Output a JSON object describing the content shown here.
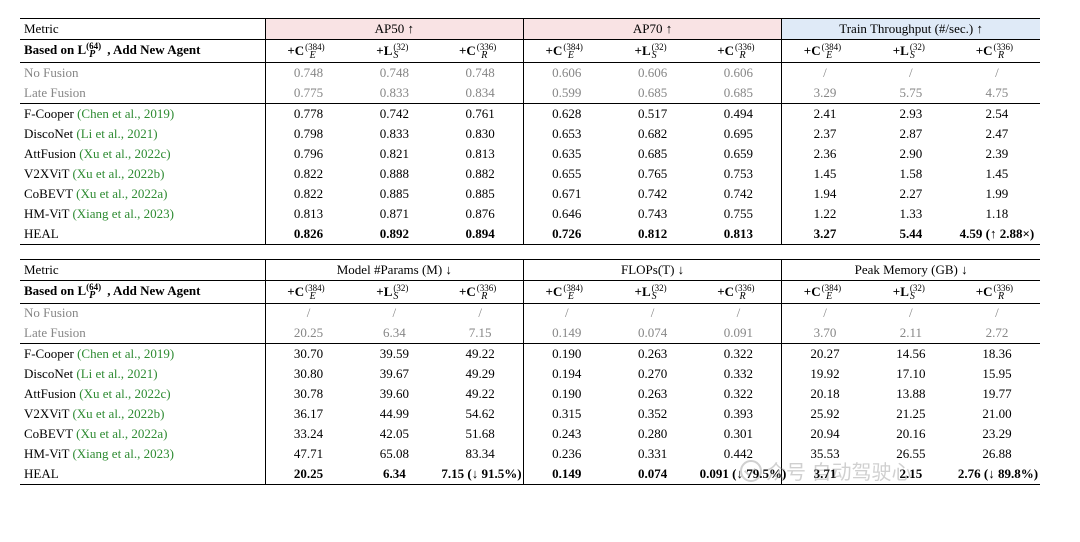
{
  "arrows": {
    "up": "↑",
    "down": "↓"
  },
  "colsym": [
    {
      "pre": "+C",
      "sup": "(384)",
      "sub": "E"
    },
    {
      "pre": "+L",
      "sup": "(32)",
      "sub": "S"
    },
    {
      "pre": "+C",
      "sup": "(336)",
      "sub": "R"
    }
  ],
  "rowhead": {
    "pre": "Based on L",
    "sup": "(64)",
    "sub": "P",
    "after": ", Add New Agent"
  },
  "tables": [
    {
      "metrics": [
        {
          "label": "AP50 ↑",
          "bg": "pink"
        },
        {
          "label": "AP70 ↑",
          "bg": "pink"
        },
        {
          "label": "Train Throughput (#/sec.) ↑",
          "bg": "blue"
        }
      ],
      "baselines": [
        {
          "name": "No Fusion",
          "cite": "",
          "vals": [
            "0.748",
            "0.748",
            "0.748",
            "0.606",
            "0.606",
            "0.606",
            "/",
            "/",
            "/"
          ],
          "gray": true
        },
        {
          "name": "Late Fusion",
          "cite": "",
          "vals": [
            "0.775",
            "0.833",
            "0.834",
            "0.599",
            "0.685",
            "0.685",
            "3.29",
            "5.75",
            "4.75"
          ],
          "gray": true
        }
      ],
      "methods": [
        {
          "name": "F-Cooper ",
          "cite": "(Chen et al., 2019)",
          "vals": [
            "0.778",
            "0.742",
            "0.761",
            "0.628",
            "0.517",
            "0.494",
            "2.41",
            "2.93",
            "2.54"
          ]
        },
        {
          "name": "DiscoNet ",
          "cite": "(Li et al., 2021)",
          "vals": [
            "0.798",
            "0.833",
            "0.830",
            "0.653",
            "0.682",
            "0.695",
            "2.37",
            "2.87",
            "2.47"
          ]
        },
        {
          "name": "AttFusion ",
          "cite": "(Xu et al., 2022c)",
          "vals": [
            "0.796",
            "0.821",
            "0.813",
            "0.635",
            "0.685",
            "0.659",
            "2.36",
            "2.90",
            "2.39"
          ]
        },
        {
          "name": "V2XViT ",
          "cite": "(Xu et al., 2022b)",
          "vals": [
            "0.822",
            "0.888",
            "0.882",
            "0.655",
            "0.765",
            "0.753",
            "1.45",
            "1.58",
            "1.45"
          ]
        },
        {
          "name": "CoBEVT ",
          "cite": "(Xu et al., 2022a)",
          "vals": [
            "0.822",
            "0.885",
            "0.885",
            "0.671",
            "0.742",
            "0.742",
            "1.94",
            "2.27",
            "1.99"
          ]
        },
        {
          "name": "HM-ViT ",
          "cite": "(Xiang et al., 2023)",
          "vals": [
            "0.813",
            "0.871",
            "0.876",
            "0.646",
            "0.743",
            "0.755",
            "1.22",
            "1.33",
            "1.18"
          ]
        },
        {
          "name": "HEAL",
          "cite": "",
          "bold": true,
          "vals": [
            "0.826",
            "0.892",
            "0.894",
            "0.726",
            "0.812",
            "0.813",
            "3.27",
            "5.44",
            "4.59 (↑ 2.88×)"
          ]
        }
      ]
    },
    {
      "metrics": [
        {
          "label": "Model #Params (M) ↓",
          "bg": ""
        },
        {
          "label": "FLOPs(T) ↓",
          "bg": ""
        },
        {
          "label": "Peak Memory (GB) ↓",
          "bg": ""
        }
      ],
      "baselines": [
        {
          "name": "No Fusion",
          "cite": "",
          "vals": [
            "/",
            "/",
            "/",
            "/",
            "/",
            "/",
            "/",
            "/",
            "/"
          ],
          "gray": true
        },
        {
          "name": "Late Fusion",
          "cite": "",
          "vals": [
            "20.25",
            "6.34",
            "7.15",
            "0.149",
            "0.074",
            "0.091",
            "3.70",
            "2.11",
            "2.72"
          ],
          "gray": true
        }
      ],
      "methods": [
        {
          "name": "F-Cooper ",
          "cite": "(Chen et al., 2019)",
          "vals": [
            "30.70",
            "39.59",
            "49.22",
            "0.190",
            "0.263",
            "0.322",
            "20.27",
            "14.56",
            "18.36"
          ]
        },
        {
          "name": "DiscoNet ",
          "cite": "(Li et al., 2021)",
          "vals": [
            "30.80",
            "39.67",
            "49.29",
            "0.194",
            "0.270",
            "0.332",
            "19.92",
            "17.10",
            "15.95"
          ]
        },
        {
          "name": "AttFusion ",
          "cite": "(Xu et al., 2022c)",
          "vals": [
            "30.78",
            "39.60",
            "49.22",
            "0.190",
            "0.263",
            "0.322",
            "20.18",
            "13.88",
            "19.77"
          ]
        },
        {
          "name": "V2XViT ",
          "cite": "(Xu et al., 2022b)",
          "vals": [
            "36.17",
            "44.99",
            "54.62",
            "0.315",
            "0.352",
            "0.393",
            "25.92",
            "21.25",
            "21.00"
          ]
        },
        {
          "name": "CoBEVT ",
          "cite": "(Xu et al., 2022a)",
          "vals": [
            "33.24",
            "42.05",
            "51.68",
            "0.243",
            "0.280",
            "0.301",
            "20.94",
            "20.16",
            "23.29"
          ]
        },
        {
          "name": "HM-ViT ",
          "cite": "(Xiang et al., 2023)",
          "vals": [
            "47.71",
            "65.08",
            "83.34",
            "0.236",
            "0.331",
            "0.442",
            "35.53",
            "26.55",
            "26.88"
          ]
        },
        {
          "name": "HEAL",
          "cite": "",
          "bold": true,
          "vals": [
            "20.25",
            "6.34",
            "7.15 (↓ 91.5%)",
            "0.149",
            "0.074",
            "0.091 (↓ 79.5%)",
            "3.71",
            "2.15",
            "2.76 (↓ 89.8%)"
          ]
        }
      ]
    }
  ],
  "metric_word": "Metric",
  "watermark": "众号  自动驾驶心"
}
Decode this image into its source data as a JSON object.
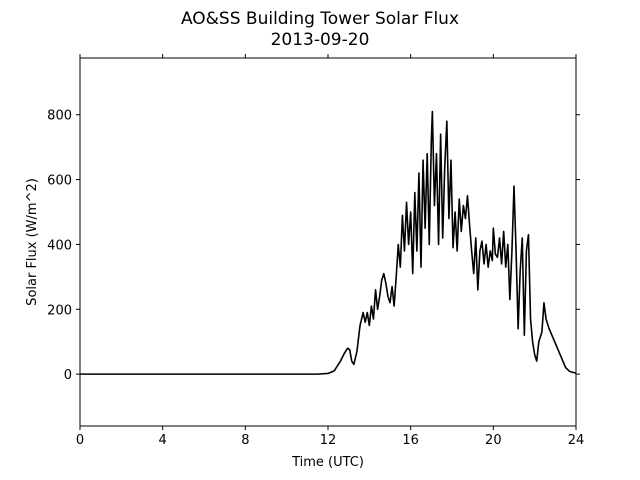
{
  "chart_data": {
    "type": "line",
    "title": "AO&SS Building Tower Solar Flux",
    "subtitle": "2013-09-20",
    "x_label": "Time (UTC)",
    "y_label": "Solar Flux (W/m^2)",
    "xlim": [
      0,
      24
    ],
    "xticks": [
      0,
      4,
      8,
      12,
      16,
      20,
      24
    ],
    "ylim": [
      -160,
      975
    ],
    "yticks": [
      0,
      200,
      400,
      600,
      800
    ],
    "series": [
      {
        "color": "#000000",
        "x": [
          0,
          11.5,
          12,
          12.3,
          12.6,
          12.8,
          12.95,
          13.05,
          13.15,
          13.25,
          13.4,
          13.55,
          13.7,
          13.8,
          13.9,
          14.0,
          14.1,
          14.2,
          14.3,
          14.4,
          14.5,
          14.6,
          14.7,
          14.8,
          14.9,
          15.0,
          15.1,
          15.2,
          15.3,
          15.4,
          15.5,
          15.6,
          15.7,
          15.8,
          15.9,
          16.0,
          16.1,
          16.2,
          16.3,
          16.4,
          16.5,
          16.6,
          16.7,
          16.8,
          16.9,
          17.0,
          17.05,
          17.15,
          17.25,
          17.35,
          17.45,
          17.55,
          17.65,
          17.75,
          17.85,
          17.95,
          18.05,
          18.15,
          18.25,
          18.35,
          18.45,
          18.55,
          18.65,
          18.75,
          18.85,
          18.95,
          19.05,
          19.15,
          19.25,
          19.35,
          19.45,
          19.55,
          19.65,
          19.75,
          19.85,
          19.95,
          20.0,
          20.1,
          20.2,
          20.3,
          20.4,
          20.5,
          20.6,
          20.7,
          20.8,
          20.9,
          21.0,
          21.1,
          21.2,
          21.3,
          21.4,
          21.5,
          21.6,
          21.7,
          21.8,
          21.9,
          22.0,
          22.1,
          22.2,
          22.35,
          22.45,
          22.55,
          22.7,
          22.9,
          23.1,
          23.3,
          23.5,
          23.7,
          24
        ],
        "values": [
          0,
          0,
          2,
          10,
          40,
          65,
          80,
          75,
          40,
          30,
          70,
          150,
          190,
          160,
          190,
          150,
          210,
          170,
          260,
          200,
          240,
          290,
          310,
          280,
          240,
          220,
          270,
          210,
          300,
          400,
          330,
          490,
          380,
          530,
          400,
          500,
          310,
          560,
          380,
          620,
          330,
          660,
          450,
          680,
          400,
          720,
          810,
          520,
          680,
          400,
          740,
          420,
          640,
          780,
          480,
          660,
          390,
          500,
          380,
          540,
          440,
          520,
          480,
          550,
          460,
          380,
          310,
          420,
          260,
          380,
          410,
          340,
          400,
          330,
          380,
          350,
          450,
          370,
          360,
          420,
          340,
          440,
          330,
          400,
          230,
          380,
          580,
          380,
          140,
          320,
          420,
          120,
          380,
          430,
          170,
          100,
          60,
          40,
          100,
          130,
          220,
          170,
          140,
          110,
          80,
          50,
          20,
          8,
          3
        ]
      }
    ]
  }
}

# Exercise
Using the material above, copy every line in which the string "Solar" occurs.

# Finished exercise
    "title": "AO&SS Building Tower Solar Flux",
    "y_label": "Solar Flux (W/m^2)",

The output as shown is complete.